Transcribe the full listing exactly, and drop every picture.

- - - - -

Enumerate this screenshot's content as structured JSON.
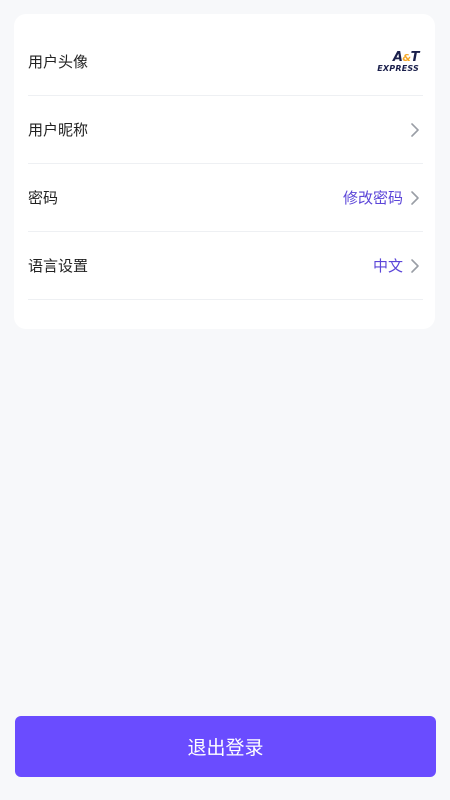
{
  "settings": {
    "rows": [
      {
        "label": "用户头像"
      },
      {
        "label": "用户昵称"
      },
      {
        "label": "密码",
        "value": "修改密码"
      },
      {
        "label": "语言设置",
        "value": "中文"
      }
    ],
    "avatar_logo": {
      "top_a": "A",
      "top_amp": "&",
      "top_t": "T",
      "bottom": "EXPRESS"
    }
  },
  "logout_button": {
    "label": "退出登录"
  },
  "colors": {
    "accent": "#6a4cff",
    "value_text": "#5b45d8",
    "logo_navy": "#1a1f4b",
    "logo_orange": "#f5a623",
    "background": "#f7f8fa"
  },
  "icons": {
    "chevron": "chevron-right-icon"
  }
}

- - - - -

- RESPONSE -
Enumerate this screenshot's content as structured JSON.
{
  "settings": {
    "rows": [
      {
        "label": "用户头像"
      },
      {
        "label": "用户昵称"
      },
      {
        "label": "密码",
        "value": "修改密码"
      },
      {
        "label": "语言设置",
        "value": "中文"
      }
    ],
    "avatar_logo": {
      "top_a": "A",
      "top_amp": "&",
      "top_t": "T",
      "bottom": "EXPRESS"
    }
  },
  "logout_button": {
    "label": "退出登录"
  },
  "colors": {
    "accent": "#6a4cff",
    "value_text": "#5b45d8",
    "logo_navy": "#1a1f4b",
    "logo_orange": "#f5a623",
    "background": "#f7f8fa"
  },
  "icons": {
    "chevron": "chevron-right-icon"
  }
}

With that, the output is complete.